# WHAT TO DO
Gather each line of the entries below that includes "name".
** START OF LISTING **
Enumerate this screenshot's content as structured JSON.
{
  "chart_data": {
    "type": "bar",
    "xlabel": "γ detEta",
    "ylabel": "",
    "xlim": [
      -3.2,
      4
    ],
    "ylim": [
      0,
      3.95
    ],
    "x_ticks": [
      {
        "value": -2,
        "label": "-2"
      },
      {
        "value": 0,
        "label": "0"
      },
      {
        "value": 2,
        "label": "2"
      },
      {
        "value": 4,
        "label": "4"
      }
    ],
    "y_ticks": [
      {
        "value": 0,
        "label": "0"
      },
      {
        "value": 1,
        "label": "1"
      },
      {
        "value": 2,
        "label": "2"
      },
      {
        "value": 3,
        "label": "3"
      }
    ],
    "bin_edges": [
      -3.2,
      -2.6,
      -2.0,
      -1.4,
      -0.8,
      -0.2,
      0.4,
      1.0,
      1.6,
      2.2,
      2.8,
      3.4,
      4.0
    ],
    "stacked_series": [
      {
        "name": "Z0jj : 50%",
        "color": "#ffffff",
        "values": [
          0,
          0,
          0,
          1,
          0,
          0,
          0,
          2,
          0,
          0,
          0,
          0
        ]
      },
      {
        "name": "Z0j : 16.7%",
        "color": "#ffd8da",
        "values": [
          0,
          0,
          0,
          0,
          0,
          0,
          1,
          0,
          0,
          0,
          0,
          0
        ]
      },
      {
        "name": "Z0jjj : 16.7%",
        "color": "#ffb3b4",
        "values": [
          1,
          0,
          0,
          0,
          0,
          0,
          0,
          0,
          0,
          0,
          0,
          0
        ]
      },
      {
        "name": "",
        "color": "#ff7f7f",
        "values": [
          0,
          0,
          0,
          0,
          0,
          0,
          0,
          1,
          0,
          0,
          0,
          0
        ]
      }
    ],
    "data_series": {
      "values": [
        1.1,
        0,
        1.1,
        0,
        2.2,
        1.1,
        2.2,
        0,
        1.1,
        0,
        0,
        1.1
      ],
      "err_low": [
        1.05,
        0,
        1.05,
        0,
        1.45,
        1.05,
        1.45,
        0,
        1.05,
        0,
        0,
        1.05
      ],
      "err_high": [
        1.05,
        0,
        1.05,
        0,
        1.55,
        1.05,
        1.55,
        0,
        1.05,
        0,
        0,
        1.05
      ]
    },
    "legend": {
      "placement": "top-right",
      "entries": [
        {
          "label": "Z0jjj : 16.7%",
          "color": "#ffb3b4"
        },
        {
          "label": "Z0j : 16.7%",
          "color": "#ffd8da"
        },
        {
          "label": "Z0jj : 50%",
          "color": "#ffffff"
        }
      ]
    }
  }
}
** END OF LISTING **
# RESPONSE BELOW
        "name": "Z0jj : 50%",
        "name": "Z0j : 16.7%",
        "name": "Z0jjj : 16.7%",
        "name": "",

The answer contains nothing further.